WHAT YOU NEED TO DO
Retype all of the data. Every line must match exactly.

Data listing
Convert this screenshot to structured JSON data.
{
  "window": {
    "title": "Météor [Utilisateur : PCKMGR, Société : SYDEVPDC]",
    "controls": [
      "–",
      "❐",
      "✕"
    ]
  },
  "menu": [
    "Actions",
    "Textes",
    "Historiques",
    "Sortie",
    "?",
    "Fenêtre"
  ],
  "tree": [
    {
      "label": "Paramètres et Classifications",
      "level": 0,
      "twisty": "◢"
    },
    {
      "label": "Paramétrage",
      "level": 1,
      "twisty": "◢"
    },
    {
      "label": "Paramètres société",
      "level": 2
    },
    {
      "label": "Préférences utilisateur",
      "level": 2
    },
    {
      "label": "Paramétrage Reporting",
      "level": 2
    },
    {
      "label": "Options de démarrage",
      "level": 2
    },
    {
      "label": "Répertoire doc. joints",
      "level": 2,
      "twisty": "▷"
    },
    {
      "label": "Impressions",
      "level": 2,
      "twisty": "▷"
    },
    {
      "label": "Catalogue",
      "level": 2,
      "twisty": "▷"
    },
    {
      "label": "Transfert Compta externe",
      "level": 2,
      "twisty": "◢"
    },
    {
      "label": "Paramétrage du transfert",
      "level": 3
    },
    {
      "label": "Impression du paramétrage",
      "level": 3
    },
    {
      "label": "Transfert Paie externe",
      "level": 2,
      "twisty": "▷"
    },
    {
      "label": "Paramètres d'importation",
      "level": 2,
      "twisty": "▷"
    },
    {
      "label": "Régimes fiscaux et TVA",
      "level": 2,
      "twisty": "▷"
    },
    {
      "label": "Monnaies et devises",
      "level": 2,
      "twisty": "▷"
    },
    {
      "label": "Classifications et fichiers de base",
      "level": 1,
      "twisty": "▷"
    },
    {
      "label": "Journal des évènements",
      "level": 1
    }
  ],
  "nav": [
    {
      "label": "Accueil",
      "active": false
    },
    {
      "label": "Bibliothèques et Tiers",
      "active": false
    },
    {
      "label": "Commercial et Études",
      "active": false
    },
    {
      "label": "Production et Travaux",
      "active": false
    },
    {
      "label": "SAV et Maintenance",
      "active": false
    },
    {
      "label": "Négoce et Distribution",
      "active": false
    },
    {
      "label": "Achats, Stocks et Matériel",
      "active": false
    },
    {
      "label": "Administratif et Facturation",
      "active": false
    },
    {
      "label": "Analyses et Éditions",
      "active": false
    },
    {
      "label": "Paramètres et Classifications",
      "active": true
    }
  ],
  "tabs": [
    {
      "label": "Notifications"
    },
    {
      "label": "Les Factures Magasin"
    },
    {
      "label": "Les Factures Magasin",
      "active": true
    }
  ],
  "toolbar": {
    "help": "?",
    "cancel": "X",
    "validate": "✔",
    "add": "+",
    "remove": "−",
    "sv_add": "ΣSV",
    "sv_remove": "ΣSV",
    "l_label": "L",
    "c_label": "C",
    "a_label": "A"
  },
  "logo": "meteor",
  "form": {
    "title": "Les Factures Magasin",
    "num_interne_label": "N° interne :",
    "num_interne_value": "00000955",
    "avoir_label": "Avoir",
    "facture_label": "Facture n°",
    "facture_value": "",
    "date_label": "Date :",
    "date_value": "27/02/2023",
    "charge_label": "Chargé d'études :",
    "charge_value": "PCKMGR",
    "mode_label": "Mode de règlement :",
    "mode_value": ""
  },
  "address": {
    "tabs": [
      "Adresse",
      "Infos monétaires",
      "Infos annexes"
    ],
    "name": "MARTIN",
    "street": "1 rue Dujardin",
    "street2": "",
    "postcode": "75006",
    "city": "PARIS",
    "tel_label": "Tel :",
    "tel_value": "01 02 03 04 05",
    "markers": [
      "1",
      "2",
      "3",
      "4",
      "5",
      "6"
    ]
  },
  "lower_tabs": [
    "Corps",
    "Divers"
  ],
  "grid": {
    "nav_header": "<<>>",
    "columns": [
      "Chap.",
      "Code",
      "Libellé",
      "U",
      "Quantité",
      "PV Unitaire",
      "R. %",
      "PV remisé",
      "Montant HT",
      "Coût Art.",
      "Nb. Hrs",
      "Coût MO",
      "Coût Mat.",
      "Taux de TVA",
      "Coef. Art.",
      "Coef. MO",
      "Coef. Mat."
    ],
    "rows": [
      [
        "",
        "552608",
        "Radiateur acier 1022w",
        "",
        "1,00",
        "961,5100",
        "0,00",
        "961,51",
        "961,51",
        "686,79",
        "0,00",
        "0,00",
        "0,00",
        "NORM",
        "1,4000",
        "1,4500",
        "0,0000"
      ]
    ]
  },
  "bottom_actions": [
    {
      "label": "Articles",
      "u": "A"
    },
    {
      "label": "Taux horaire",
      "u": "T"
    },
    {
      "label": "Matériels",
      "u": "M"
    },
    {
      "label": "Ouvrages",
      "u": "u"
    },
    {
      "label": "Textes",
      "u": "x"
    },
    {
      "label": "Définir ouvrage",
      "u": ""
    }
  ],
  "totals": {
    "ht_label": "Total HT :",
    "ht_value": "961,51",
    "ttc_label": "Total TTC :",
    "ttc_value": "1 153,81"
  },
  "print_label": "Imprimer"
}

RESPONSE TO THE TASK
Convert this screenshot to structured JSON data.
{
  "window": {
    "title": "Météor [Utilisateur : PCKMGR, Société : SYDEVPDC]",
    "controls": [
      "–",
      "❐",
      "✕"
    ]
  },
  "menu": [
    "Actions",
    "Textes",
    "Historiques",
    "Sortie",
    "?",
    "Fenêtre"
  ],
  "tree": [
    {
      "label": "Paramètres et Classifications",
      "level": 0,
      "twisty": "◢"
    },
    {
      "label": "Paramétrage",
      "level": 1,
      "twisty": "◢"
    },
    {
      "label": "Paramètres société",
      "level": 2
    },
    {
      "label": "Préférences utilisateur",
      "level": 2
    },
    {
      "label": "Paramétrage Reporting",
      "level": 2
    },
    {
      "label": "Options de démarrage",
      "level": 2
    },
    {
      "label": "Répertoire doc. joints",
      "level": 2,
      "twisty": "▷"
    },
    {
      "label": "Impressions",
      "level": 2,
      "twisty": "▷"
    },
    {
      "label": "Catalogue",
      "level": 2,
      "twisty": "▷"
    },
    {
      "label": "Transfert Compta externe",
      "level": 2,
      "twisty": "◢"
    },
    {
      "label": "Paramétrage du transfert",
      "level": 3
    },
    {
      "label": "Impression du paramétrage",
      "level": 3
    },
    {
      "label": "Transfert Paie externe",
      "level": 2,
      "twisty": "▷"
    },
    {
      "label": "Paramètres d'importation",
      "level": 2,
      "twisty": "▷"
    },
    {
      "label": "Régimes fiscaux et TVA",
      "level": 2,
      "twisty": "▷"
    },
    {
      "label": "Monnaies et devises",
      "level": 2,
      "twisty": "▷"
    },
    {
      "label": "Classifications et fichiers de base",
      "level": 1,
      "twisty": "▷"
    },
    {
      "label": "Journal des évènements",
      "level": 1
    }
  ],
  "nav": [
    {
      "label": "Accueil",
      "active": false
    },
    {
      "label": "Bibliothèques et Tiers",
      "active": false
    },
    {
      "label": "Commercial et Études",
      "active": false
    },
    {
      "label": "Production et Travaux",
      "active": false
    },
    {
      "label": "SAV et Maintenance",
      "active": false
    },
    {
      "label": "Négoce et Distribution",
      "active": false
    },
    {
      "label": "Achats, Stocks et Matériel",
      "active": false
    },
    {
      "label": "Administratif et Facturation",
      "active": false
    },
    {
      "label": "Analyses et Éditions",
      "active": false
    },
    {
      "label": "Paramètres et Classifications",
      "active": true
    }
  ],
  "tabs": [
    {
      "label": "Notifications"
    },
    {
      "label": "Les Factures Magasin"
    },
    {
      "label": "Les Factures Magasin",
      "active": true
    }
  ],
  "toolbar": {
    "help": "?",
    "cancel": "X",
    "validate": "✔",
    "add": "+",
    "remove": "−",
    "sv_add": "ΣSV",
    "sv_remove": "ΣSV",
    "l_label": "L",
    "c_label": "C",
    "a_label": "A"
  },
  "logo": "meteor",
  "form": {
    "title": "Les Factures Magasin",
    "num_interne_label": "N° interne :",
    "num_interne_value": "00000955",
    "avoir_label": "Avoir",
    "facture_label": "Facture n°",
    "facture_value": "",
    "date_label": "Date :",
    "date_value": "27/02/2023",
    "charge_label": "Chargé d'études :",
    "charge_value": "PCKMGR",
    "mode_label": "Mode de règlement :",
    "mode_value": ""
  },
  "address": {
    "tabs": [
      "Adresse",
      "Infos monétaires",
      "Infos annexes"
    ],
    "name": "MARTIN",
    "street": "1 rue Dujardin",
    "street2": "",
    "postcode": "75006",
    "city": "PARIS",
    "tel_label": "Tel :",
    "tel_value": "01 02 03 04 05",
    "markers": [
      "1",
      "2",
      "3",
      "4",
      "5",
      "6"
    ]
  },
  "lower_tabs": [
    "Corps",
    "Divers"
  ],
  "grid": {
    "nav_header": "<<>>",
    "columns": [
      "Chap.",
      "Code",
      "Libellé",
      "U",
      "Quantité",
      "PV Unitaire",
      "R. %",
      "PV remisé",
      "Montant HT",
      "Coût Art.",
      "Nb. Hrs",
      "Coût MO",
      "Coût Mat.",
      "Taux de TVA",
      "Coef. Art.",
      "Coef. MO",
      "Coef. Mat."
    ],
    "rows": [
      [
        "",
        "552608",
        "Radiateur acier 1022w",
        "",
        "1,00",
        "961,5100",
        "0,00",
        "961,51",
        "961,51",
        "686,79",
        "0,00",
        "0,00",
        "0,00",
        "NORM",
        "1,4000",
        "1,4500",
        "0,0000"
      ]
    ]
  },
  "bottom_actions": [
    {
      "label": "Articles",
      "u": "A"
    },
    {
      "label": "Taux horaire",
      "u": "T"
    },
    {
      "label": "Matériels",
      "u": "M"
    },
    {
      "label": "Ouvrages",
      "u": "u"
    },
    {
      "label": "Textes",
      "u": "x"
    },
    {
      "label": "Définir ouvrage",
      "u": ""
    }
  ],
  "totals": {
    "ht_label": "Total HT :",
    "ht_value": "961,51",
    "ttc_label": "Total TTC :",
    "ttc_value": "1 153,81"
  },
  "print_label": "Imprimer"
}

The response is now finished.